Short problem → Within this material, how many lines have the string "dimensions" in them? The answer is a number, with nothing added.

+---+

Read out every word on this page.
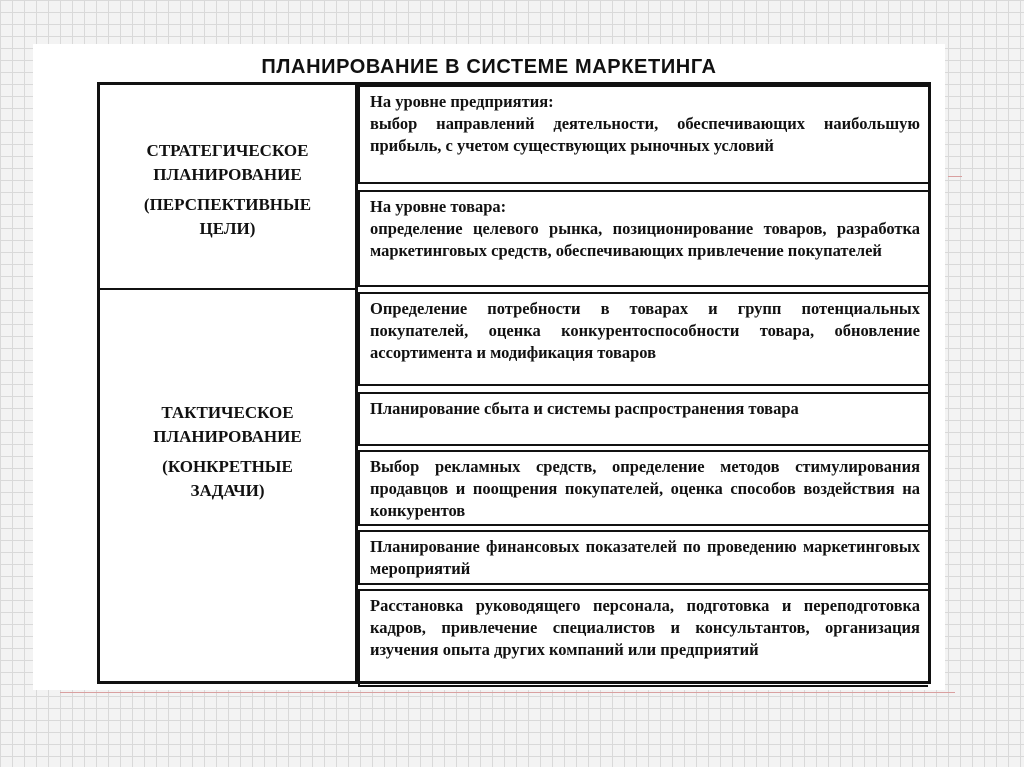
ПЛАНИРОВАНИЕ В СИСТЕМЕ МАРКЕТИНГА
СТРАТЕГИЧЕСКОЕ
ПЛАНИРОВАНИЕ
(ПЕРСПЕКТИВНЫЕ
ЦЕЛИ)
ТАКТИЧЕСКОЕ
ПЛАНИРОВАНИЕ
(КОНКРЕТНЫЕ
ЗАДАЧИ)
На уровне предприятия:
выбор направлений деятельности, обеспечивающих наибольшую прибыль, с учетом существующих рыночных условий
На уровне товара:
определение целевого рынка, позиционирование товаров, разработка маркетинговых средств, обеспечивающих привлечение покупателей
Определение потребности в товарах и групп потенциальных покупателей, оценка конкурентоспособности товара, обновление ассортимента и модификация товаров
Планирование сбыта и системы распространения товара
Выбор рекламных средств, определение методов стимулирования продавцов и поощрения покупателей, оценка способов воздействия на конкурентов
Планирование финансовых показателей по проведению маркетинговых мероприятий
Расстановка руководящего персонала, подготовка и переподготовка кадров, привлечение специалистов и консультантов, организация изучения опыта других компаний или предприятий
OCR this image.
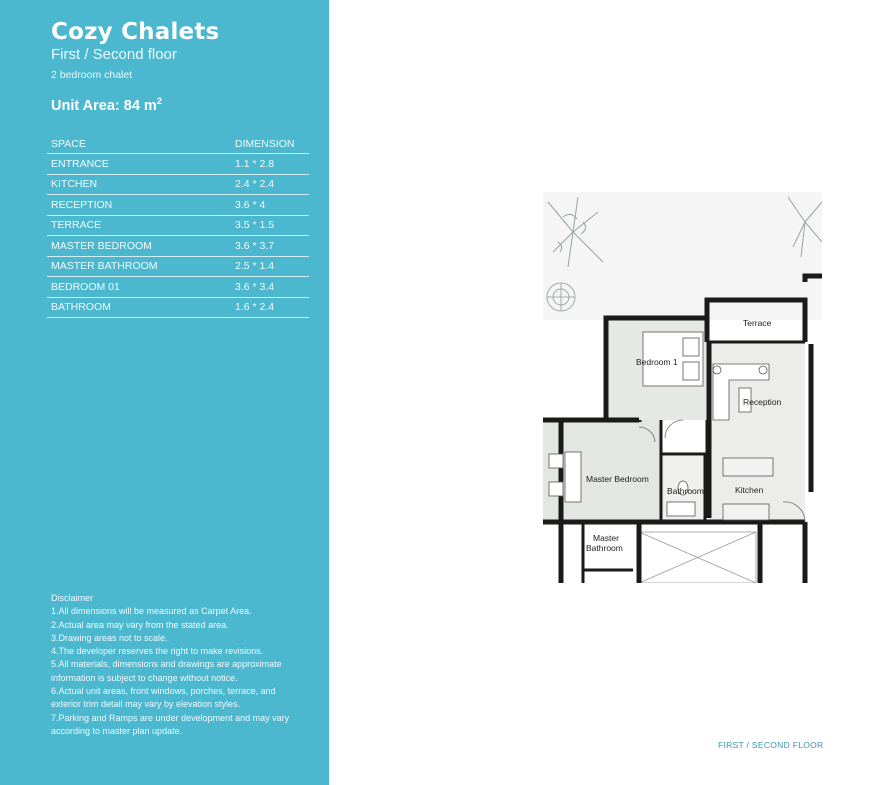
Cozy Chalets
First / Second floor
2 bedroom chalet
Unit Area: 84 $m^2$
SPACE	DIMENSION
ENTRANCE	1.1 * 2.8
KITCHEN	2.4 * 2.4
RECEPTION	3.6 * 4
TERRACE	3.5 * 1.5
MASTER BEDROOM	3.6 * 3.7
MASTER BATHROOM	2.5 * 1.4
BEDROOM 01	3.6 * 3.4
BATHROOM	1.6 * 2.4
Disclaimer
1.All dimensions will be measured as Carpet Area.
2.Actual area may vary from the stated area.
3.Drawing areas not to scale.
4.The developer reserves the right to make revisions.
5.All materials, dimensions and drawings are approximate information is subject to change without notice.
6.Actual unit areas, front windows, porches, terrace, and exterior trim detail may vary by elevation styles.
7.Parking and Ramps are under development and may vary according to master plan update.
Terrace
Bedroom 1
Reception
Master Bedroom
Bathroom	Kitchen
Master
Bathroom
FIRST / SECOND FLOOR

+---+

Written solution → 2